I can understand that the appropriate logic to apply is hard to get at, perhaps we should have more examples?

To sum up, to be more exact, the sentence detection does not currently break synchronisation/production in at least Hindenburg. Currently I'm not sure about the other system. However, the current situation breaks validity according to the Nordic Guidelines ([nordic251]/[nordic09]), so the issue is also there.

bertfrees commented 3 years ago

It is going to be complicated to find a general solution for this problem. My advice is to go for a simpler yet effective solution for the time being, namely what I suggested earlier: to limit the scope of sentences to the boundaries of certain elements. For the "lic" spans this absolutely makes sense. I would rename them to div, that is by far the simplest option. If you can not rename them, we have to find another way.

martinpub commented 3 years ago

Thanks for your input @bertfrees. As long as the Nordic Guidelines require span class=lic, we need to support them.

I.e. we need Pipeline to work with the spans currently, even though we can strive to make the markup better in future versions of the Nordic Guidelines. div would indeed be more appropriate, since it is a block element, so I understand your concern @bertfrees.

**Required work:**
[1] In the thread, what does bertfrees suggest renaming the "lic" spans to?
[2] Decide whether each statement agrees with the thread. Answer yes or no for each, and quote the words of the thread that settle it.
(a) The sentence detection currently breaks synchronisation in Hindenburg.
(b) martinpub considers div more appropriate because it is a block element.
(c) bertfrees expects a general solution to the problem to be easy to find.
[3] Write the next part of the thread, picking up after its last sentence.
The listing comes from a separate source that has nothing to do with the thread.

**Supplied information:**
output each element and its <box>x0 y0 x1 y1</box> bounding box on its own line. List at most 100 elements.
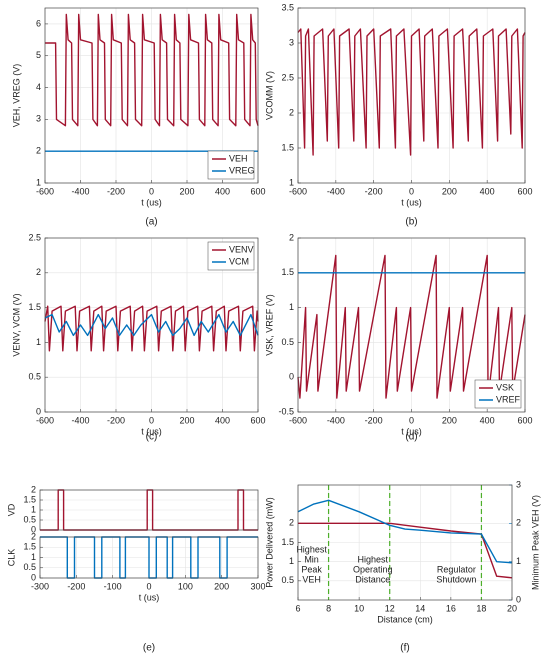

**Responses to the exercise:**
[1] div

[2]
(a) No: "the sentence detection does not currently break synchronisation/production in at least Hindenburg"
(b) Yes: "div would indeed be more appropriate, since it is a block element"
(c) No: "It is going to be complicated to find a general solution for this problem."

[3]
martinpub commented 3 years ago

Hi @kalaspuffar, and thanks for your work on this one.

I have tested and run into empty sentences added, like this (sentence st5-4 is not a sentence):

          <a href="DTB38216-007-preface.xhtml#p-1">
            <span class="lic"><span id="st5-3" class="sentence"><strong>Preface to the First Edition</strong>
            </span></span><span id="st5-4" class="sentence"> </span><span class="lic"><span id="st5-5" class="sentence">
              <strong>xi</strong></span></span>
          </a>

The source was this:

<li>
          <a href="DTB38216-007-preface.xhtml#p-1">
            <span class="lic">
              <strong>Preface to the First Edition</strong>
            </span> <span class="lic">
              <strong>xi</strong>
            </span>
          </a>
        </li>

The whitespace before the second lic should be preserved, but it would be good to get rid of it being detected as a sentence.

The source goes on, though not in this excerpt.